» **What is required**
The records should be written out in full, with nothing altered.

Data extracted from a collection
──────────

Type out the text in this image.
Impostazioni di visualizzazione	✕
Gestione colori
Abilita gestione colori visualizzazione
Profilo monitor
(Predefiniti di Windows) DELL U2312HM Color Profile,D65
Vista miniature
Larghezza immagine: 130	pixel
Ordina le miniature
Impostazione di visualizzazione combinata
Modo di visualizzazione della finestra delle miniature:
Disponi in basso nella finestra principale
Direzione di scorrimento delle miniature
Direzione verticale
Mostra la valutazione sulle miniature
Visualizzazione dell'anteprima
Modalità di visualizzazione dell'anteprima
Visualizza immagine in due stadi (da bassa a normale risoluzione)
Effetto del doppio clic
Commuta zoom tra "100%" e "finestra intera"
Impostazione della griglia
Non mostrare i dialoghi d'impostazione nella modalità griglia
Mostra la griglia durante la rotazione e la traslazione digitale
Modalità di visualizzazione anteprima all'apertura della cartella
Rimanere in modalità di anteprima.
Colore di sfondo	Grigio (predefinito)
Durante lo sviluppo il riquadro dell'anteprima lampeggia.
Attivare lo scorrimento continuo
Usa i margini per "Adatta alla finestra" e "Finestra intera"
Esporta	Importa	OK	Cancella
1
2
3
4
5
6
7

──────────

» **Result for this task**
Type out the text in this image.
Impostazioni di visualizzazione	✕
Gestione colori
Abilita gestione colori visualizzazione
Profilo monitor
(Predefiniti di Windows) DELL U2312HM Color Profile,D65
Vista miniature
Larghezza immagine: 130	pixel
Ordina le miniature
Impostazione di visualizzazione combinata
Modo di visualizzazione della finestra delle miniature:
Disponi in basso nella finestra principale
Direzione di scorrimento delle miniature
Direzione verticale
Mostra la valutazione sulle miniature
Visualizzazione dell'anteprima
Modalità di visualizzazione dell'anteprima
Visualizza immagine in due stadi (da bassa a normale risoluzione)
Effetto del doppio clic
Commuta zoom tra "100%" e "finestra intera"
Impostazione della griglia
Non mostrare i dialoghi d'impostazione nella modalità griglia
Mostra la griglia durante la rotazione e la traslazione digitale
Modalità di visualizzazione anteprima all'apertura della cartella
Rimanere in modalità di anteprima.
Colore di sfondo	Grigio (predefinito)
Durante lo sviluppo il riquadro dell'anteprima lampeggia.
Attivare lo scorrimento continuo
Usa i margini per "Adatta alla finestra" e "Finestra intera"
Esporta	Importa	OK	Cancella
1
2
3
4
5
6
7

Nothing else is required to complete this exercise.